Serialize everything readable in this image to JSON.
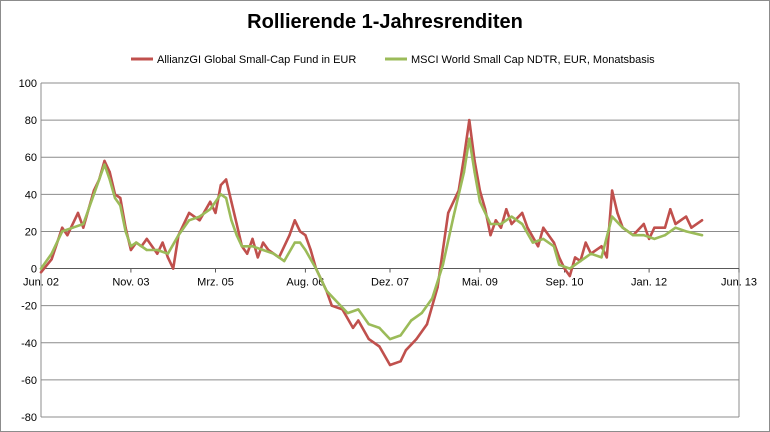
{
  "chart_data": {
    "type": "line",
    "title": "Rollierende 1-Jahresrenditen",
    "xlabel": "",
    "ylabel": "",
    "ylim": [
      -80,
      100
    ],
    "yticks": [
      100,
      80,
      60,
      40,
      20,
      0,
      -20,
      -40,
      -60,
      -80
    ],
    "xlim": [
      "2002-06",
      "2013-06"
    ],
    "xticks": [
      {
        "label": "Jun. 02",
        "date": "2002-06"
      },
      {
        "label": "Nov. 03",
        "date": "2003-11"
      },
      {
        "label": "Mrz. 05",
        "date": "2005-03"
      },
      {
        "label": "Aug. 06",
        "date": "2006-08"
      },
      {
        "label": "Dez. 07",
        "date": "2007-12"
      },
      {
        "label": "Mai. 09",
        "date": "2009-05"
      },
      {
        "label": "Sep. 10",
        "date": "2010-09"
      },
      {
        "label": "Jan. 12",
        "date": "2012-01"
      },
      {
        "label": "Jun. 13",
        "date": "2013-06"
      }
    ],
    "grid": "horizontal",
    "legend_position": "top",
    "series": [
      {
        "name": "AllianzGI Global Small-Cap  Fund in EUR",
        "color": "#c0504d",
        "points": [
          [
            "2002-06",
            -2
          ],
          [
            "2002-08",
            5
          ],
          [
            "2002-10",
            22
          ],
          [
            "2002-11",
            18
          ],
          [
            "2003-01",
            30
          ],
          [
            "2003-02",
            22
          ],
          [
            "2003-04",
            42
          ],
          [
            "2003-05",
            48
          ],
          [
            "2003-06",
            58
          ],
          [
            "2003-07",
            52
          ],
          [
            "2003-08",
            40
          ],
          [
            "2003-09",
            38
          ],
          [
            "2003-10",
            22
          ],
          [
            "2003-11",
            10
          ],
          [
            "2003-12",
            14
          ],
          [
            "2004-01",
            12
          ],
          [
            "2004-02",
            16
          ],
          [
            "2004-04",
            8
          ],
          [
            "2004-05",
            14
          ],
          [
            "2004-06",
            6
          ],
          [
            "2004-07",
            0
          ],
          [
            "2004-08",
            18
          ],
          [
            "2004-10",
            30
          ],
          [
            "2004-12",
            26
          ],
          [
            "2005-02",
            36
          ],
          [
            "2005-03",
            30
          ],
          [
            "2005-04",
            45
          ],
          [
            "2005-05",
            48
          ],
          [
            "2005-06",
            36
          ],
          [
            "2005-07",
            24
          ],
          [
            "2005-08",
            12
          ],
          [
            "2005-09",
            8
          ],
          [
            "2005-10",
            16
          ],
          [
            "2005-11",
            6
          ],
          [
            "2005-12",
            14
          ],
          [
            "2006-01",
            10
          ],
          [
            "2006-03",
            6
          ],
          [
            "2006-05",
            18
          ],
          [
            "2006-06",
            26
          ],
          [
            "2006-07",
            20
          ],
          [
            "2006-08",
            18
          ],
          [
            "2006-09",
            10
          ],
          [
            "2006-10",
            0
          ],
          [
            "2006-12",
            -12
          ],
          [
            "2007-01",
            -20
          ],
          [
            "2007-03",
            -22
          ],
          [
            "2007-05",
            -32
          ],
          [
            "2007-06",
            -28
          ],
          [
            "2007-08",
            -38
          ],
          [
            "2007-10",
            -42
          ],
          [
            "2007-12",
            -52
          ],
          [
            "2008-02",
            -50
          ],
          [
            "2008-03",
            -44
          ],
          [
            "2008-05",
            -38
          ],
          [
            "2008-07",
            -30
          ],
          [
            "2008-09",
            -10
          ],
          [
            "2008-10",
            10
          ],
          [
            "2008-11",
            30
          ],
          [
            "2009-01",
            42
          ],
          [
            "2009-02",
            60
          ],
          [
            "2009-03",
            80
          ],
          [
            "2009-04",
            58
          ],
          [
            "2009-05",
            42
          ],
          [
            "2009-06",
            32
          ],
          [
            "2009-07",
            18
          ],
          [
            "2009-08",
            26
          ],
          [
            "2009-09",
            22
          ],
          [
            "2009-10",
            32
          ],
          [
            "2009-11",
            24
          ],
          [
            "2010-01",
            30
          ],
          [
            "2010-02",
            22
          ],
          [
            "2010-04",
            12
          ],
          [
            "2010-05",
            22
          ],
          [
            "2010-07",
            14
          ],
          [
            "2010-08",
            6
          ],
          [
            "2010-09",
            0
          ],
          [
            "2010-10",
            -4
          ],
          [
            "2010-11",
            6
          ],
          [
            "2010-12",
            4
          ],
          [
            "2011-01",
            14
          ],
          [
            "2011-02",
            8
          ],
          [
            "2011-04",
            12
          ],
          [
            "2011-05",
            6
          ],
          [
            "2011-06",
            42
          ],
          [
            "2011-07",
            30
          ],
          [
            "2011-08",
            22
          ],
          [
            "2011-10",
            18
          ],
          [
            "2011-12",
            24
          ],
          [
            "2012-01",
            16
          ],
          [
            "2012-02",
            22
          ],
          [
            "2012-04",
            22
          ],
          [
            "2012-05",
            32
          ],
          [
            "2012-06",
            24
          ],
          [
            "2012-08",
            28
          ],
          [
            "2012-09",
            22
          ],
          [
            "2012-11",
            26
          ]
        ]
      },
      {
        "name": "MSCI World Small Cap NDTR,  EUR,  Monatsbasis",
        "color": "#9bbb59",
        "points": [
          [
            "2002-06",
            0
          ],
          [
            "2002-08",
            8
          ],
          [
            "2002-10",
            20
          ],
          [
            "2002-12",
            22
          ],
          [
            "2003-02",
            24
          ],
          [
            "2003-04",
            40
          ],
          [
            "2003-06",
            56
          ],
          [
            "2003-07",
            48
          ],
          [
            "2003-08",
            38
          ],
          [
            "2003-09",
            34
          ],
          [
            "2003-10",
            20
          ],
          [
            "2003-11",
            12
          ],
          [
            "2003-12",
            14
          ],
          [
            "2004-02",
            10
          ],
          [
            "2004-04",
            10
          ],
          [
            "2004-06",
            8
          ],
          [
            "2004-08",
            18
          ],
          [
            "2004-10",
            26
          ],
          [
            "2004-12",
            28
          ],
          [
            "2005-02",
            32
          ],
          [
            "2005-04",
            40
          ],
          [
            "2005-05",
            38
          ],
          [
            "2005-06",
            26
          ],
          [
            "2005-07",
            18
          ],
          [
            "2005-08",
            12
          ],
          [
            "2005-10",
            12
          ],
          [
            "2005-12",
            10
          ],
          [
            "2006-02",
            8
          ],
          [
            "2006-04",
            4
          ],
          [
            "2006-06",
            14
          ],
          [
            "2006-07",
            14
          ],
          [
            "2006-08",
            10
          ],
          [
            "2006-10",
            0
          ],
          [
            "2006-12",
            -12
          ],
          [
            "2007-02",
            -18
          ],
          [
            "2007-04",
            -24
          ],
          [
            "2007-06",
            -22
          ],
          [
            "2007-08",
            -30
          ],
          [
            "2007-10",
            -32
          ],
          [
            "2007-12",
            -38
          ],
          [
            "2008-02",
            -36
          ],
          [
            "2008-04",
            -28
          ],
          [
            "2008-06",
            -24
          ],
          [
            "2008-08",
            -16
          ],
          [
            "2008-10",
            2
          ],
          [
            "2008-12",
            28
          ],
          [
            "2009-02",
            52
          ],
          [
            "2009-03",
            70
          ],
          [
            "2009-04",
            52
          ],
          [
            "2009-05",
            36
          ],
          [
            "2009-07",
            24
          ],
          [
            "2009-09",
            24
          ],
          [
            "2009-11",
            28
          ],
          [
            "2010-01",
            24
          ],
          [
            "2010-03",
            14
          ],
          [
            "2010-05",
            16
          ],
          [
            "2010-07",
            12
          ],
          [
            "2010-08",
            2
          ],
          [
            "2010-10",
            0
          ],
          [
            "2010-12",
            4
          ],
          [
            "2011-02",
            8
          ],
          [
            "2011-04",
            6
          ],
          [
            "2011-06",
            28
          ],
          [
            "2011-08",
            22
          ],
          [
            "2011-10",
            18
          ],
          [
            "2011-12",
            18
          ],
          [
            "2012-02",
            16
          ],
          [
            "2012-04",
            18
          ],
          [
            "2012-06",
            22
          ],
          [
            "2012-08",
            20
          ],
          [
            "2012-11",
            18
          ]
        ]
      }
    ]
  }
}
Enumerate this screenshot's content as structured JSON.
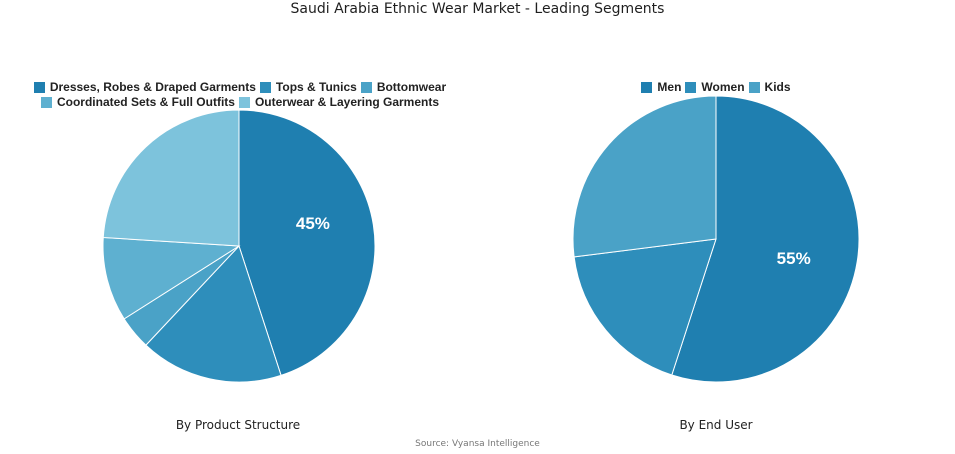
{
  "title": "Saudi Arabia Ethnic Wear Market - Leading Segments",
  "source": "Source: Vyansa Intelligence",
  "chart_data": [
    {
      "type": "pie",
      "caption": "By Product Structure",
      "slices": [
        {
          "label": "Dresses, Robes & Draped Garments",
          "value": 45,
          "color": "#1f7fb0",
          "display": "45%"
        },
        {
          "label": "Tops & Tunics",
          "value": 17,
          "color": "#2e8ebb"
        },
        {
          "label": "Bottomwear",
          "value": 4,
          "color": "#4aa2c7"
        },
        {
          "label": "Coordinated Sets & Full Outfits",
          "value": 10,
          "color": "#5eb0d0"
        },
        {
          "label": "Outerwear & Layering Garments",
          "value": 24,
          "color": "#7dc3dc"
        }
      ],
      "legend_rows": [
        [
          0,
          1,
          2
        ],
        [
          3,
          4
        ]
      ],
      "legend_position": "top"
    },
    {
      "type": "pie",
      "caption": "By End User",
      "slices": [
        {
          "label": "Men",
          "value": 55,
          "color": "#1f7fb0",
          "display": "55%"
        },
        {
          "label": "Women",
          "value": 18,
          "color": "#2e8ebb"
        },
        {
          "label": "Kids",
          "value": 27,
          "color": "#4aa2c7"
        }
      ],
      "legend_rows": [
        [
          0,
          1,
          2
        ]
      ],
      "legend_position": "top"
    }
  ]
}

■ Goal:
Your reply is one number: how many lines of the records above contain the word "caption".

■ In response:
2